→ **TASK TO COMPLETE**
Output, with no changes, the span of lines that opens with the line containing "Output a JSON" and closes with the last line.

[Figure record extracts]

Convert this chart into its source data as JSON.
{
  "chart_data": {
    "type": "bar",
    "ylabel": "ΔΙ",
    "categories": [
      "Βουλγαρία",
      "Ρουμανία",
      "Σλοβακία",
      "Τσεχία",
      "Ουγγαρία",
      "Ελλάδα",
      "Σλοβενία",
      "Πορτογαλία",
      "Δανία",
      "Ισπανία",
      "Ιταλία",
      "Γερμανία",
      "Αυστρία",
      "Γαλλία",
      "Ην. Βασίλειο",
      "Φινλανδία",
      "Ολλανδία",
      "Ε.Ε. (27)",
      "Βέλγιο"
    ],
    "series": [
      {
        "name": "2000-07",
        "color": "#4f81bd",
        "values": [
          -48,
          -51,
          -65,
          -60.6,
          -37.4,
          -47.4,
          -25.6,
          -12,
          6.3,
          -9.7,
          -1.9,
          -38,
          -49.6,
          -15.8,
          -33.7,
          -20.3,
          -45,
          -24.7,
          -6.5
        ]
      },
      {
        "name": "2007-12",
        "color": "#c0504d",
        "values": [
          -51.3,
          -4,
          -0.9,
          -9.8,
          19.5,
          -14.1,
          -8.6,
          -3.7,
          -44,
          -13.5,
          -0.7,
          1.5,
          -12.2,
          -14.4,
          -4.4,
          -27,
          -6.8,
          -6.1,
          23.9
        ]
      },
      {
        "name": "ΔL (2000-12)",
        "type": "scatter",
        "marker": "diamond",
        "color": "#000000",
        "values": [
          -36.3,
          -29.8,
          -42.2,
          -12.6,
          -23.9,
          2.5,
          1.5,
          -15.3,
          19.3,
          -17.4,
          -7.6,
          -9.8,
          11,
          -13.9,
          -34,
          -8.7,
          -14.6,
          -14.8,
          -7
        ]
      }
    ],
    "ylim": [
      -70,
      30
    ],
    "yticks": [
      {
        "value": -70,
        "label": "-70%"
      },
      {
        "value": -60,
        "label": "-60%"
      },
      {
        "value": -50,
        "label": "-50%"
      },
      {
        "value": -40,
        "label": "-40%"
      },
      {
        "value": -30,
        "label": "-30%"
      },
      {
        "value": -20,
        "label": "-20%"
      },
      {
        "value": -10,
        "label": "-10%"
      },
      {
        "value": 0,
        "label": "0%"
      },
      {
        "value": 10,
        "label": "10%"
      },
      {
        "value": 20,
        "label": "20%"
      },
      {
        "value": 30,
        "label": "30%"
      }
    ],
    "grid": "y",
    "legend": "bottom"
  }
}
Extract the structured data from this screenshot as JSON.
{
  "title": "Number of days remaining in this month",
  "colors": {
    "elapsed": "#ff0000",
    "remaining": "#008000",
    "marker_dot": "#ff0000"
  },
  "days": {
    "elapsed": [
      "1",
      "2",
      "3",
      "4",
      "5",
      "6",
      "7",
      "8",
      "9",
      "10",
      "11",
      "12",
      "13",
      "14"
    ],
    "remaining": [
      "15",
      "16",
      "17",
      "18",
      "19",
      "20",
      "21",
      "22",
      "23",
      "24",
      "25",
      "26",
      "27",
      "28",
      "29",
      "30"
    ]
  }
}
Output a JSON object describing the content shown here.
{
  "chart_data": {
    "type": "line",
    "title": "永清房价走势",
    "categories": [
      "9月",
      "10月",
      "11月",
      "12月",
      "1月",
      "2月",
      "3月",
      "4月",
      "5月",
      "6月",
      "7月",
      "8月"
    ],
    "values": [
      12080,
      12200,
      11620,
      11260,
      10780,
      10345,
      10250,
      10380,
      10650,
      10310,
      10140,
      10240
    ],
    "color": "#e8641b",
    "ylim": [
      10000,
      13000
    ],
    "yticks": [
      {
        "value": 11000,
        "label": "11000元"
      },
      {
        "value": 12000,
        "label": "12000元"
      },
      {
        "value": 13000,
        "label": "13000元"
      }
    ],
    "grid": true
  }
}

→ **EXPECTED ANSWER**
Output a JSON object describing the content shown here.
{
  "chart_data": {
    "type": "line",
    "title": "永清房价走势",
    "categories": [
      "9月",
      "10月",
      "11月",
      "12月",
      "1月",
      "2月",
      "3月",
      "4月",
      "5月",
      "6月",
      "7月",
      "8月"
    ],
    "values": [
      12080,
      12200,
      11620,
      11260,
      10780,
      10345,
      10250,
      10380,
      10650,
      10310,
      10140,
      10240
    ],
    "color": "#e8641b",
    "ylim": [
      10000,
      13000
    ],
    "yticks": [
      {
        "value": 11000,
        "label": "11000元"
      },
      {
        "value": 12000,
        "label": "12000元"
      },
      {
        "value": 13000,
        "label": "13000元"
      }
    ],
    "grid": true
  }
}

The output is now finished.